◆ Exercise requirements ◆
[1] Please answer these from the post on VS Code recommended extensions:
(a) In which directory does the setup take place?
(b) Which file defines the extensions recommended for the workspace?
(c) Where does the extension panel appear after "Show Recommendations" is clicked?
[2] Pick up the post on VS Code recommended extensions and settings after its last sentence and keep writing it.

◆ Document text ◆
[Start of section]

Using recommended extensions and settings in VS Code

VS Code offers a handy way to set up your editor with recommended extensions and settings per workspace, which is incredibly useful when working in codebases with different technologies. Let's learn how to use this in our favor.

I initially saw the benefits of this in one Next.js PR. The magic happens in the .vscode directory. As you can imagine, this folder contains VS Code shenanigans and the file extensions.json defines which extensions you can recommend when opening this workspace. Here is one example:

  "recommendations": [
    // ESLint/Prettier formatter
    // ESLint support to VSCode
    // Tailwind CSS autocomplete and more

Note that you can add comments to JSON files used by VS Code. The next time you open the workspace, VS Code will show a small banner in the bottom right with the recommendations:

VS Code Banner

If you click on "Show Recommendations", the extension panel on the left will list the recommendations of the file and you can see what you already have installed.

[End of section]

◆ Records ◆
[Start of section]

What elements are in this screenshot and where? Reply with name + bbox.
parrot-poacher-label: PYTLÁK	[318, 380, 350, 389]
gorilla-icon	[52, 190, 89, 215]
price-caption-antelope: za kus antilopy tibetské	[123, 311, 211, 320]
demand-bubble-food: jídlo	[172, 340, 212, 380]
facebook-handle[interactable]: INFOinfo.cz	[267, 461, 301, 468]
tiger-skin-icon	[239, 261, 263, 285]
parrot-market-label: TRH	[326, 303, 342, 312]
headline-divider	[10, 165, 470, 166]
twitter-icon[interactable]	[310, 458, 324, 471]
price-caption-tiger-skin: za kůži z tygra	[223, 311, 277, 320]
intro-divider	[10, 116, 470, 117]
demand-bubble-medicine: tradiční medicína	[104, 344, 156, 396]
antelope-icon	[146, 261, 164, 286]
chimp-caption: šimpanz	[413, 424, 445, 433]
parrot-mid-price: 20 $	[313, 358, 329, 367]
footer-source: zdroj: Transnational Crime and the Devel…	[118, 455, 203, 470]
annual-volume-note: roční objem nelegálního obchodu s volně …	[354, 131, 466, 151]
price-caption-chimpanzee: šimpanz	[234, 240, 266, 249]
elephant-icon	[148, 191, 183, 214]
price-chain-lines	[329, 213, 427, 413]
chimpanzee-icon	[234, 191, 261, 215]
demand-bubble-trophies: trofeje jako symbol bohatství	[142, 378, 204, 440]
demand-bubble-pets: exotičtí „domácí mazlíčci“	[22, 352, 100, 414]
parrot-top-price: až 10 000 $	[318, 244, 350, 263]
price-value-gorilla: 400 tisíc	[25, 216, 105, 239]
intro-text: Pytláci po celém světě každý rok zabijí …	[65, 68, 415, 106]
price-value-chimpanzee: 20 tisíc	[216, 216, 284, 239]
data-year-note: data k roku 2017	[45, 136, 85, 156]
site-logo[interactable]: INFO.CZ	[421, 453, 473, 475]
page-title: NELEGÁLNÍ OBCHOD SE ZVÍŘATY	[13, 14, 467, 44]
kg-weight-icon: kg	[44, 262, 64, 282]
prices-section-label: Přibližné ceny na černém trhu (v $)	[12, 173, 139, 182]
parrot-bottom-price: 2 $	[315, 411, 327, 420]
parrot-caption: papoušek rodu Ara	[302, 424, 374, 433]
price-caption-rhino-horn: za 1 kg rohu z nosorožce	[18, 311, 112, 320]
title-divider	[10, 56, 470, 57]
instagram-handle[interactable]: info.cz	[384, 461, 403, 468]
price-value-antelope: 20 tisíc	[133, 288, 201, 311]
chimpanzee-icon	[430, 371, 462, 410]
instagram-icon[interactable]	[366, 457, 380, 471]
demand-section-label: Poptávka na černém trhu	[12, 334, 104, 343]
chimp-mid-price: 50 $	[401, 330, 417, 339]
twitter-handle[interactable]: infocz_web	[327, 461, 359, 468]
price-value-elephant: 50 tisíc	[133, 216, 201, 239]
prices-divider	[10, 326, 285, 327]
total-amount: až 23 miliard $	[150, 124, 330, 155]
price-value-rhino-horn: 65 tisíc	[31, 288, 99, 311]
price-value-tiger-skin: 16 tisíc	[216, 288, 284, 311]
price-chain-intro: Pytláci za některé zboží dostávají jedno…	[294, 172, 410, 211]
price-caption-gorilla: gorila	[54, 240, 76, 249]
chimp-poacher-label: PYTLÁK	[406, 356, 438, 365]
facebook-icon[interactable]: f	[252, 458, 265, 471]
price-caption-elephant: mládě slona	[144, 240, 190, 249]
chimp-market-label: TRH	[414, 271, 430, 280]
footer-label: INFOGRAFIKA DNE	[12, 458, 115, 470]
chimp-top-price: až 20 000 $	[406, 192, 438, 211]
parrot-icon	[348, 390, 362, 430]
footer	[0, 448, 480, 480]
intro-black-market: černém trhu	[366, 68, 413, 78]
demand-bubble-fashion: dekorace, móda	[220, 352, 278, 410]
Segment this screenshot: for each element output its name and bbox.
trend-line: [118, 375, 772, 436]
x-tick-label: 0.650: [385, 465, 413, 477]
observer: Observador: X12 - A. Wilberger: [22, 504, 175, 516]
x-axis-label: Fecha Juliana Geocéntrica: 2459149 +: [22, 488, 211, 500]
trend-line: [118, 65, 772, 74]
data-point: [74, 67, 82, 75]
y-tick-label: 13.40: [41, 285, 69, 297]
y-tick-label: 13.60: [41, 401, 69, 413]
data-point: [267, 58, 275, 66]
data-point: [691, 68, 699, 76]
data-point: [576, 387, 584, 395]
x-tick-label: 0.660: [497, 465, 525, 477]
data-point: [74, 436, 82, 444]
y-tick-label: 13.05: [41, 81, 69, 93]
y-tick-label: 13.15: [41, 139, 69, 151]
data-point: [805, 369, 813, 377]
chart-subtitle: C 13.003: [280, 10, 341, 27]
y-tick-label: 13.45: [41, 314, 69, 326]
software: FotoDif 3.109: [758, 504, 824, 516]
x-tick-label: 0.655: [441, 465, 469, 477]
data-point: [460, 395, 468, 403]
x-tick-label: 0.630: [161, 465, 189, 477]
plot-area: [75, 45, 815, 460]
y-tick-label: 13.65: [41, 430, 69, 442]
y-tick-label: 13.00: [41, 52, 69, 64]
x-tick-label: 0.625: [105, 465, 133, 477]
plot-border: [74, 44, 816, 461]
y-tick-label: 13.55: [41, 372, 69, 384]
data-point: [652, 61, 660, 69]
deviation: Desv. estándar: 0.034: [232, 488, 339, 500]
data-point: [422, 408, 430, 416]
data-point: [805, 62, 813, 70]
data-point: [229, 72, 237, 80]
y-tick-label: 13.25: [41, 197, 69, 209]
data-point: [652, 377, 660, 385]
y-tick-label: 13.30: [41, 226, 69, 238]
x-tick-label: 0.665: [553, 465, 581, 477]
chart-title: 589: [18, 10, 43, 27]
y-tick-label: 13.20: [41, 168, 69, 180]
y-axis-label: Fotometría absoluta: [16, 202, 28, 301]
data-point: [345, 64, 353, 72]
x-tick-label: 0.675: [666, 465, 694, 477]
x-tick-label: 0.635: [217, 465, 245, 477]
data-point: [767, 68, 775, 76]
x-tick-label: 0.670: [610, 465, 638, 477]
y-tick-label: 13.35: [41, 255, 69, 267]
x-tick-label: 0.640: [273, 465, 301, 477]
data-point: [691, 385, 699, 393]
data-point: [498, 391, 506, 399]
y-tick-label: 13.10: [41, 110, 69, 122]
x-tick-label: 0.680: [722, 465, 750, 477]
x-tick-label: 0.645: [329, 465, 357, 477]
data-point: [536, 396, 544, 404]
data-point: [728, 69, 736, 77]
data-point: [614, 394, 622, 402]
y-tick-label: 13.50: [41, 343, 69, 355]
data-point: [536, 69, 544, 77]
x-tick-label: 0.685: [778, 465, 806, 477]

[End of section]

◆ Task-by-task answers ◆
[1]
(a) The .vscode directory.
(b) extensions.json.
(c) On the left.

[2]
VS Code Banner

Similarly, you can add settings per workspace, which can be especially handy if you want to tie extensions and their settings. Here is one example of always using the Prettier extension in the repository

  // Override default formatter to the ESLint one
  "editor.defaultFormatter": "esbenp.prettier-vscode",
  // Formatting using Prettier for JavaScript, overrides VSCode default.
  "[javascript]": {
    "editor.defaultFormatter": "esbenp.prettier-vscode"
  "editor.formatOnPaste": true,
  "editor.formatOnSave": true,
  "editor.formatOnType": true,

It is important to mention that settings in VS Code can be overridden in different ways. In the following list (source ↗︎), later scopes override earlier scopes:

  • Default settings - This scope represents the default unconfigured setting values.
  • User settings - Apply globally to all VS Code instances.
  • Remote settings - Apply to a remote machine opened by a user.
  • Workspace settings - Apply to the open folder or workspace.
  • Workspace Folder settings - Apply to a specific folder of a multi-root workspace.
  • Language-specific default settings - These are language-specific default values that can be contributed by extensions.
  • Language-specific user settings - Same as User settings, but specific to a language.
  • Language-specific remote settings - Same as Remote settings, but specific to a language.
  • Language-specific workspace settings - Same as Workspace settings, but specific to a language.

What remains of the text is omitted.